Written instruction: Scan the listing below and copy every line holding "alusel".

(Extracted data entries)
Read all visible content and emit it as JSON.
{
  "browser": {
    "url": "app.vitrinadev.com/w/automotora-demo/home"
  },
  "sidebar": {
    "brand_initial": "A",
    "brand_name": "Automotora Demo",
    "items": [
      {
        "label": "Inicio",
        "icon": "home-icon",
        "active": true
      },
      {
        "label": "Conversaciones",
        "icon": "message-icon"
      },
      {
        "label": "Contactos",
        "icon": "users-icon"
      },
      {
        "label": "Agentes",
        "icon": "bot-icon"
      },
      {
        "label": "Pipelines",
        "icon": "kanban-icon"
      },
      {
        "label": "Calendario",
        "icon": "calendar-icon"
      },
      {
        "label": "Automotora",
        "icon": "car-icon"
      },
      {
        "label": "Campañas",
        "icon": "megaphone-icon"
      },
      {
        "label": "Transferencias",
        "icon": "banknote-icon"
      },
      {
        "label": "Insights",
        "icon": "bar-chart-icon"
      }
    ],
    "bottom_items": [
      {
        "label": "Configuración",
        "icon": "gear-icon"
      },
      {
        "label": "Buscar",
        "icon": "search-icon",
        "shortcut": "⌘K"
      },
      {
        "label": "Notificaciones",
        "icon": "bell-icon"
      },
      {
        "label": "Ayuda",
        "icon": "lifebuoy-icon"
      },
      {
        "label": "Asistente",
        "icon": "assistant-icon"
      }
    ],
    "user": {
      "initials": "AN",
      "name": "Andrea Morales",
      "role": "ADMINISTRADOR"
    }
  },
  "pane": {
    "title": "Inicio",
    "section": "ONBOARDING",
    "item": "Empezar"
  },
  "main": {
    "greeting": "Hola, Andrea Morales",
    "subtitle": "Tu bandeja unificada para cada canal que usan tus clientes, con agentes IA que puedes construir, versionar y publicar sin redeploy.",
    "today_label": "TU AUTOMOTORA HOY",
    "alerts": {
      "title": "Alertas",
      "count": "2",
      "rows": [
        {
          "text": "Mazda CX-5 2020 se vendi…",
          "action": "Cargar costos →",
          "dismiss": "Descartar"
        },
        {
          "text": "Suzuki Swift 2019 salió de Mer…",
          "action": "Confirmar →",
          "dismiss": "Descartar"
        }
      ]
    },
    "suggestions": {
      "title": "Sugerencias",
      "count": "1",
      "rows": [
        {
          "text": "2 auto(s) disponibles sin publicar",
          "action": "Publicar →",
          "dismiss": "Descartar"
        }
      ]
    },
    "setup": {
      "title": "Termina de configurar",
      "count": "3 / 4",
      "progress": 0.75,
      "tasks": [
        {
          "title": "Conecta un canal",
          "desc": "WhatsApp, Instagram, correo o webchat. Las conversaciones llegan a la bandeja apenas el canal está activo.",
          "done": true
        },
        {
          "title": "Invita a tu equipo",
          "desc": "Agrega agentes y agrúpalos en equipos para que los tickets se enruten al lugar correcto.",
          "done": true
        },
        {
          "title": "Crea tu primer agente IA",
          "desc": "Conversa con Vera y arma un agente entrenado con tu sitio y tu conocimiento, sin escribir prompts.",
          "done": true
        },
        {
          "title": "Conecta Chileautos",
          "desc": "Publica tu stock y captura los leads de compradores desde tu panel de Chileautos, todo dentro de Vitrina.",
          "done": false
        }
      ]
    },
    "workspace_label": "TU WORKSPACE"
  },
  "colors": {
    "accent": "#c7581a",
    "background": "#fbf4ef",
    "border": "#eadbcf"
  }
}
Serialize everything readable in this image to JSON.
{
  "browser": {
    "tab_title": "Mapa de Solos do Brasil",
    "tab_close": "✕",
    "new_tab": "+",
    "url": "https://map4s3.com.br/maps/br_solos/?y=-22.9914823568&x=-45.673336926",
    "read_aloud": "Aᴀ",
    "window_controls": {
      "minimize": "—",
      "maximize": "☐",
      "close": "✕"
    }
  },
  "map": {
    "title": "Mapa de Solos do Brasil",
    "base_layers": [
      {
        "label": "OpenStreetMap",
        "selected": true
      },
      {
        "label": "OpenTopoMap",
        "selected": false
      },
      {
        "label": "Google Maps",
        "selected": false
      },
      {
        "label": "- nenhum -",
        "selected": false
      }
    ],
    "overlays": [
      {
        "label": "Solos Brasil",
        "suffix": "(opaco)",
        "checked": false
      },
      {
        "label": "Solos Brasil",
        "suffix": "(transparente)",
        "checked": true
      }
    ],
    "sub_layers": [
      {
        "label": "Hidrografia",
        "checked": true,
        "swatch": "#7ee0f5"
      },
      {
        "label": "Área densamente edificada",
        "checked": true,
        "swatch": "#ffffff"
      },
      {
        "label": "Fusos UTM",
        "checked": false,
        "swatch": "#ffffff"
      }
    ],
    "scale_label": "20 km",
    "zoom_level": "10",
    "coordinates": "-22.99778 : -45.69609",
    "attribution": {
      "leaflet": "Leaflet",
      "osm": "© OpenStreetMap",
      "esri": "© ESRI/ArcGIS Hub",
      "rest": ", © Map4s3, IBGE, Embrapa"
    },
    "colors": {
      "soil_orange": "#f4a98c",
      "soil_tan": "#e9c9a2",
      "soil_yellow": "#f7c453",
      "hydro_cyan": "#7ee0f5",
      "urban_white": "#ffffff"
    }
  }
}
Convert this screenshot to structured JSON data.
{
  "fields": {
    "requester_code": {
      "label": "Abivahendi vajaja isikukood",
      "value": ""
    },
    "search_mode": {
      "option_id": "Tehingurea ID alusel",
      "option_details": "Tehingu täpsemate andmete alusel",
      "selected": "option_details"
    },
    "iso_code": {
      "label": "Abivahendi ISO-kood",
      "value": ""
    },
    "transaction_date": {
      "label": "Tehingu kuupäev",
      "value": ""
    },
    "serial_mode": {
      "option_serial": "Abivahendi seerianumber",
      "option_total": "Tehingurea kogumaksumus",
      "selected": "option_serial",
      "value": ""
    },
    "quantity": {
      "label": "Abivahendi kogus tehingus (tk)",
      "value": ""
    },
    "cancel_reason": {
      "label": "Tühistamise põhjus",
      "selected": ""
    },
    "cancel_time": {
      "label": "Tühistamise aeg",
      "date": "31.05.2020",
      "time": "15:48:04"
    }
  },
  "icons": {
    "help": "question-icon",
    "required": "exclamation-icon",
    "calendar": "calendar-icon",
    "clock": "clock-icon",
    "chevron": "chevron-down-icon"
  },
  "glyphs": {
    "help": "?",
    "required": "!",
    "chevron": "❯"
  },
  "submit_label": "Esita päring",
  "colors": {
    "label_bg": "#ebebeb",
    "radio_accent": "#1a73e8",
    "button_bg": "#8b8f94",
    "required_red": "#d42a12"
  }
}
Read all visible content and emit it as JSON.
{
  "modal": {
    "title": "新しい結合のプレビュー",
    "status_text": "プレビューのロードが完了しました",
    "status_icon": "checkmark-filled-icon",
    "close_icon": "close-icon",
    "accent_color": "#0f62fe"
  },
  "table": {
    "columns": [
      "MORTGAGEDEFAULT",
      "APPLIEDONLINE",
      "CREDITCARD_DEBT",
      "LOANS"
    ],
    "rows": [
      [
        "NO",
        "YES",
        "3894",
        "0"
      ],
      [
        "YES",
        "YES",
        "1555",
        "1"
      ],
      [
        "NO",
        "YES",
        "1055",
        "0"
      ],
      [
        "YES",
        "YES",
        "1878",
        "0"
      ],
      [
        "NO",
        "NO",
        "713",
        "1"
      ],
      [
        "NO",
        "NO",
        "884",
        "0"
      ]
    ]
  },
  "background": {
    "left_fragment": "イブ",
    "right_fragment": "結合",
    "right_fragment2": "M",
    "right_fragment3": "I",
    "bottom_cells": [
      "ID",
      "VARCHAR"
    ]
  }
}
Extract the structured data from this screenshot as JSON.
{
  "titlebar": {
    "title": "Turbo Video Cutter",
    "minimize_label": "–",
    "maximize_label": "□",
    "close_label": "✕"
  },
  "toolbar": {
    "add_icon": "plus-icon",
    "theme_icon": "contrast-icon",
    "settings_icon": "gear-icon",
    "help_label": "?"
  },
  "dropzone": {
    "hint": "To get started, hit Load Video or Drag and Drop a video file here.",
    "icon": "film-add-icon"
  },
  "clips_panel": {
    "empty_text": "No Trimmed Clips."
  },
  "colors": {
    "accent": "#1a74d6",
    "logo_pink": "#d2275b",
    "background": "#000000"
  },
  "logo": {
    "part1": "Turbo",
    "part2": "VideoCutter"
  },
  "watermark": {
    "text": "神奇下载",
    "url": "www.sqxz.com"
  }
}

Exercise answer:
      "option_id": "Tehingurea ID alusel",
      "option_details": "Tehingu täpsemate andmete alusel",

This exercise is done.